WRITTEN REQUEST: Scan the entries and tally the lines that include the string "selaimella". Reply with the figure alone.

***** DATA EXCERPTS *****

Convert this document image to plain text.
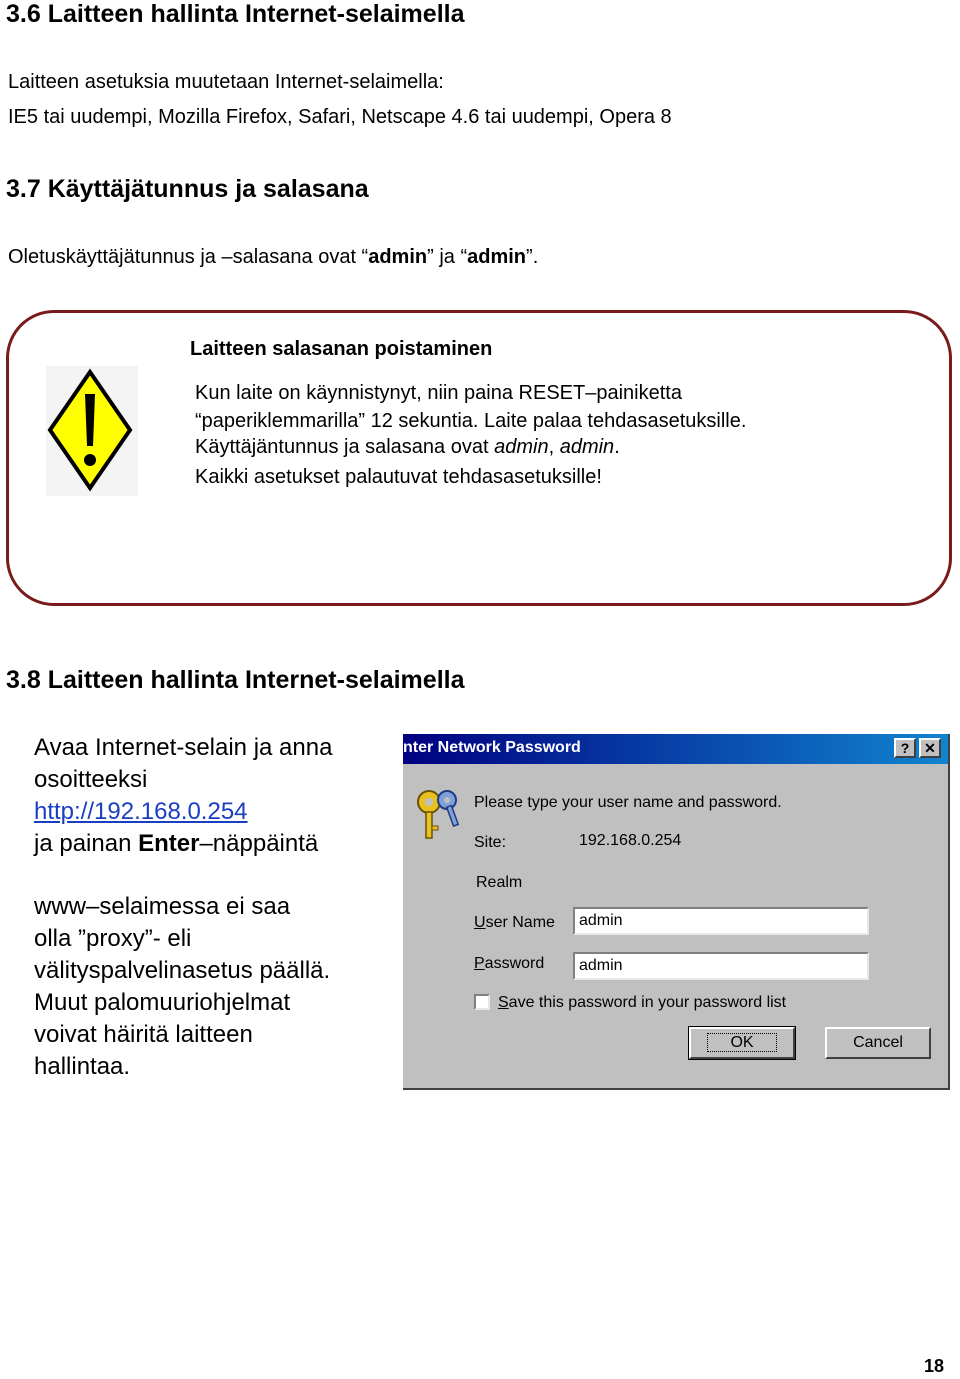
3.6 Laitteen hallinta Internet-selaimella

Laitteen asetuksia muutetaan Internet-selaimella:

IE5 tai uudempi, Mozilla Firefox, Safari, Netscape 4.6 tai uudempi, Opera 8

3.7 Käyttäjätunnus ja salasana

Oletuskäyttäjätunnus ja –salasana ovat “admin” ja “admin”.

Laitteen salasanan poistaminen

Kun laite on käynnistynyt, niin paina RESET–painiketta

“paperiklemmarilla” 12 sekuntia. Laite palaa tehdasasetuksille.

Käyttäjäntunnus ja salasana ovat admin, admin.

Kaikki asetukset palautuvat tehdasasetuksille!

3.8 Laitteen hallinta Internet-selaimella

Avaa Internet-selain ja anna

osoitteeksi

http://192.168.0.254

ja painan Enter–näppäintä

www–selaimessa ei saa

olla ”proxy”- eli

välityspalvelinasetus päällä.

Muut palomuuriohjelmat

voivat häiritä laitteen

hallintaa.

nter Network Password	?	✕
Please type your user name and password.
Site:	192.168.0.254
Realm
User Name	admin
Password	admin
Save this password in your password list
OK	Cancel

18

*****

WRITTEN RESPONSE: 3